• [WHAT TO PRODUCE]: All material below is to be reproduced exactly.
——
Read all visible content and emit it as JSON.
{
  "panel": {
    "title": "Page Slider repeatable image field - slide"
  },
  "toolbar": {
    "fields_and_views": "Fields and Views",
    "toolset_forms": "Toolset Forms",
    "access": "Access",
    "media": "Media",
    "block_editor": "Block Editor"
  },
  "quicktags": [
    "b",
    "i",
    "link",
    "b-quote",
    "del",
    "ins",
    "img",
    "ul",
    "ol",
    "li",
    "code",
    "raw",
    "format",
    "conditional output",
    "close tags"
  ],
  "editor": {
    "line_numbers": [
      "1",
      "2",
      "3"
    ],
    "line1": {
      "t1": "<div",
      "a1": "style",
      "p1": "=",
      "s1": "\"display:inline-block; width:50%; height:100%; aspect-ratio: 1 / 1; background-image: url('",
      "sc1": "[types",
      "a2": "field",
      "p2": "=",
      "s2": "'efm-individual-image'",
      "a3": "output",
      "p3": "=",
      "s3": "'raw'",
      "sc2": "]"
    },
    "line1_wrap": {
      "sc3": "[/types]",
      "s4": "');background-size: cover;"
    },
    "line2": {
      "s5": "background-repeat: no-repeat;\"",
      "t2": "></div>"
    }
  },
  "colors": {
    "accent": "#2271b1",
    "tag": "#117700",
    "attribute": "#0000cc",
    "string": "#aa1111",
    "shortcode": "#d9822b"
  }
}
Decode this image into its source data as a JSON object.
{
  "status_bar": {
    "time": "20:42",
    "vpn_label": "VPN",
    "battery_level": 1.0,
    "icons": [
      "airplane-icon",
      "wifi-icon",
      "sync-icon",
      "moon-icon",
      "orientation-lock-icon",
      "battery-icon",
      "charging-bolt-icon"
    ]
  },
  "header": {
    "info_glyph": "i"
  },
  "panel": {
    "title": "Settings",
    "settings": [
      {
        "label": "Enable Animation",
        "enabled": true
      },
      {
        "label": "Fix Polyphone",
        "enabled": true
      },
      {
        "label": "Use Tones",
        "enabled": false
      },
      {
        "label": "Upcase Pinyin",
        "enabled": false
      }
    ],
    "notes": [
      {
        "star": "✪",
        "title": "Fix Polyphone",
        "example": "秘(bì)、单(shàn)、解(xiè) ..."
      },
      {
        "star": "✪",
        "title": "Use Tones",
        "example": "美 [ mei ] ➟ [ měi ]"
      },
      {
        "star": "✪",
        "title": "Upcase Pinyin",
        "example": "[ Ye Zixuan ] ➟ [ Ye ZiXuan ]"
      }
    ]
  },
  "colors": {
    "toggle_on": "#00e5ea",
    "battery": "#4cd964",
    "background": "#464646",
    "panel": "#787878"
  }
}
——
• [RESPONSE]:
Read all visible content and emit it as JSON.
{
  "panel": {
    "title": "Page Slider repeatable image field - slide"
  },
  "toolbar": {
    "fields_and_views": "Fields and Views",
    "toolset_forms": "Toolset Forms",
    "access": "Access",
    "media": "Media",
    "block_editor": "Block Editor"
  },
  "quicktags": [
    "b",
    "i",
    "link",
    "b-quote",
    "del",
    "ins",
    "img",
    "ul",
    "ol",
    "li",
    "code",
    "raw",
    "format",
    "conditional output",
    "close tags"
  ],
  "editor": {
    "line_numbers": [
      "1",
      "2",
      "3"
    ],
    "line1": {
      "t1": "<div",
      "a1": "style",
      "p1": "=",
      "s1": "\"display:inline-block; width:50%; height:100%; aspect-ratio: 1 / 1; background-image: url('",
      "sc1": "[types",
      "a2": "field",
      "p2": "=",
      "s2": "'efm-individual-image'",
      "a3": "output",
      "p3": "=",
      "s3": "'raw'",
      "sc2": "]"
    },
    "line1_wrap": {
      "sc3": "[/types]",
      "s4": "');background-size: cover;"
    },
    "line2": {
      "s5": "background-repeat: no-repeat;\"",
      "t2": "></div>"
    }
  },
  "colors": {
    "accent": "#2271b1",
    "tag": "#117700",
    "attribute": "#0000cc",
    "string": "#aa1111",
    "shortcode": "#d9822b"
  }
}
Decode this image into its source data as a JSON object.
{
  "status_bar": {
    "time": "20:42",
    "vpn_label": "VPN",
    "battery_level": 1.0,
    "icons": [
      "airplane-icon",
      "wifi-icon",
      "sync-icon",
      "moon-icon",
      "orientation-lock-icon",
      "battery-icon",
      "charging-bolt-icon"
    ]
  },
  "header": {
    "info_glyph": "i"
  },
  "panel": {
    "title": "Settings",
    "settings": [
      {
        "label": "Enable Animation",
        "enabled": true
      },
      {
        "label": "Fix Polyphone",
        "enabled": true
      },
      {
        "label": "Use Tones",
        "enabled": false
      },
      {
        "label": "Upcase Pinyin",
        "enabled": false
      }
    ],
    "notes": [
      {
        "star": "✪",
        "title": "Fix Polyphone",
        "example": "秘(bì)、单(shàn)、解(xiè) ..."
      },
      {
        "star": "✪",
        "title": "Use Tones",
        "example": "美 [ mei ] ➟ [ měi ]"
      },
      {
        "star": "✪",
        "title": "Upcase Pinyin",
        "example": "[ Ye Zixuan ] ➟ [ Ye ZiXuan ]"
      }
    ]
  },
  "colors": {
    "toggle_on": "#00e5ea",
    "battery": "#4cd964",
    "background": "#464646",
    "panel": "#787878"
  }
}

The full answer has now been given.